_Data extract_:
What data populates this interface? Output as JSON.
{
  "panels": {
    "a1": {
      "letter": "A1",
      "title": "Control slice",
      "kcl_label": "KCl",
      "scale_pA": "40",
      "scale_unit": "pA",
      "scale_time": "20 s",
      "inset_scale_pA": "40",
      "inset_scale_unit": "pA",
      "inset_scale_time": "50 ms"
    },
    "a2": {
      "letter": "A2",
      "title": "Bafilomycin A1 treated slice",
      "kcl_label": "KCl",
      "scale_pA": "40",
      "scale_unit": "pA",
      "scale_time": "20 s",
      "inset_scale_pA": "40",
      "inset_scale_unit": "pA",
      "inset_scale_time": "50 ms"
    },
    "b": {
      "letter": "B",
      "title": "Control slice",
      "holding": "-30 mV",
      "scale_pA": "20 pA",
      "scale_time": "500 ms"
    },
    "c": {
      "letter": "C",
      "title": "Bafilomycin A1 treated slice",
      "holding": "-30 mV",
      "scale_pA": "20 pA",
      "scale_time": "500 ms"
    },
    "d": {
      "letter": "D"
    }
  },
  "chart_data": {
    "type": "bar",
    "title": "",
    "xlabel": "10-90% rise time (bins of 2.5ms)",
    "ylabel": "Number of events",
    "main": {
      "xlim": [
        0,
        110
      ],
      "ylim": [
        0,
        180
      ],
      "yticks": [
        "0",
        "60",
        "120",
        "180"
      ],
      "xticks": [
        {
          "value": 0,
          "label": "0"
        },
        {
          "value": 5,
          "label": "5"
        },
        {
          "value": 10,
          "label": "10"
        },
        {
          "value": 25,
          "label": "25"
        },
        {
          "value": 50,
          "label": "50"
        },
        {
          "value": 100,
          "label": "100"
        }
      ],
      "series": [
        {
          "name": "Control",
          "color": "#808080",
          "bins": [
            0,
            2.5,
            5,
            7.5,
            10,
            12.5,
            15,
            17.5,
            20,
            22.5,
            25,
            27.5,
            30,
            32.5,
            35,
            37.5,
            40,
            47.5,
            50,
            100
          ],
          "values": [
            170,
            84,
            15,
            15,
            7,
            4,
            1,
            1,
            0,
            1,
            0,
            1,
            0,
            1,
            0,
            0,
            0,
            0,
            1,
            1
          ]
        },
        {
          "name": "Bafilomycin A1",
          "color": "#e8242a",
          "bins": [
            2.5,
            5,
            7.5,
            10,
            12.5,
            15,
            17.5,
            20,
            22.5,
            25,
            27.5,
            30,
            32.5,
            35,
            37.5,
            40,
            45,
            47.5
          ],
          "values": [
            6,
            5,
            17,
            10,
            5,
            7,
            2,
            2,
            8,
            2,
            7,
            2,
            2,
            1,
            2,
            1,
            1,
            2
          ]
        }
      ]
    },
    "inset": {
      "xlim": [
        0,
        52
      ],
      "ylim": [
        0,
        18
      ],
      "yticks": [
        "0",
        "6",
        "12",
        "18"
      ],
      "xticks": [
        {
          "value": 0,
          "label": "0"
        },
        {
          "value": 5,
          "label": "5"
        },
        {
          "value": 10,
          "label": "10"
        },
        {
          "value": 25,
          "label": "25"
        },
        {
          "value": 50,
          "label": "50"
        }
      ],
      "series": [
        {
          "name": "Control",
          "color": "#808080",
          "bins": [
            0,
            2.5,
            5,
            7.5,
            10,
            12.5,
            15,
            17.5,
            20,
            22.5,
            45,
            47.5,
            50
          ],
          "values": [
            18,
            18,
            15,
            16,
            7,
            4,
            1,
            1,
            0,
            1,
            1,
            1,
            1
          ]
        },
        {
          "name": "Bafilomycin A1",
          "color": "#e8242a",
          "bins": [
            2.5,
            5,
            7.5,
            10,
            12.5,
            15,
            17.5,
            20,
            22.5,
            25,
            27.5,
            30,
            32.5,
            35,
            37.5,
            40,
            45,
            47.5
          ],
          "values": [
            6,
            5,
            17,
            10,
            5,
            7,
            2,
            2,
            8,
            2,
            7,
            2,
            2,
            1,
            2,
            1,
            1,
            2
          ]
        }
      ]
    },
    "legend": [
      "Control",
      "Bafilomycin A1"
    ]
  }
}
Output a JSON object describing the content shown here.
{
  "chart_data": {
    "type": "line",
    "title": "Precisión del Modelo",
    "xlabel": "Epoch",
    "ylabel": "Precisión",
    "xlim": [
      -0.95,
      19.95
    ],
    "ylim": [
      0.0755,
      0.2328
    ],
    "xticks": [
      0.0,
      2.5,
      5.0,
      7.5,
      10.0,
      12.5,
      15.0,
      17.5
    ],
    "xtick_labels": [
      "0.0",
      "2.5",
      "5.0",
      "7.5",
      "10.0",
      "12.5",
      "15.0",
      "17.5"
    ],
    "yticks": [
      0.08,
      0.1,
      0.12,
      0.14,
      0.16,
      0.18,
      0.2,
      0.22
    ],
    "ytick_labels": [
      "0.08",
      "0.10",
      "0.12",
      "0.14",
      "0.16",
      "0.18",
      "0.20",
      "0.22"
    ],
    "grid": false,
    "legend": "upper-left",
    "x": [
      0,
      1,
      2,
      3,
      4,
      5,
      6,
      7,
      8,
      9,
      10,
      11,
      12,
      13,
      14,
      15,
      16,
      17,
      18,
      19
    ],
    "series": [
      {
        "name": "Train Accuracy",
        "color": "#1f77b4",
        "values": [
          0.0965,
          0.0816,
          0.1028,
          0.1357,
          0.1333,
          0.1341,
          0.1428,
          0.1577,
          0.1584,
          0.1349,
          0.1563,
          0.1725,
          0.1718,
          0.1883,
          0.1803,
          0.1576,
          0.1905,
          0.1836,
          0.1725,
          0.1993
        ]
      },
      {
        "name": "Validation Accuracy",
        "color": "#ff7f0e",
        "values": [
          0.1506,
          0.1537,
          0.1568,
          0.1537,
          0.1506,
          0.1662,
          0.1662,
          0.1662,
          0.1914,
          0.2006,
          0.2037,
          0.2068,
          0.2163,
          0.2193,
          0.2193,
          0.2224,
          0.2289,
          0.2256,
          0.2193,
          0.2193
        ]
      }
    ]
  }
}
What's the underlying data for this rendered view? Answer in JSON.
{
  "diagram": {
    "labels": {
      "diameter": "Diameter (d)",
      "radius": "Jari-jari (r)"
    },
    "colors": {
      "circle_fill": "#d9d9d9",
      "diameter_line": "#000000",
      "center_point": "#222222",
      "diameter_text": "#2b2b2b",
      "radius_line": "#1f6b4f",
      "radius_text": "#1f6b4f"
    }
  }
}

_Written instruction_: Locate "What's the underlying" in the data above. Then repeat, exactly, its line and each line after it through the last, adding nothing.

_Exercise output_:
What's the underlying data for this rendered view? Answer in JSON.
{
  "diagram": {
    "labels": {
      "diameter": "Diameter (d)",
      "radius": "Jari-jari (r)"
    },
    "colors": {
      "circle_fill": "#d9d9d9",
      "diameter_line": "#000000",
      "center_point": "#222222",
      "diameter_text": "#2b2b2b",
      "radius_line": "#1f6b4f",
      "radius_text": "#1f6b4f"
    }
  }
}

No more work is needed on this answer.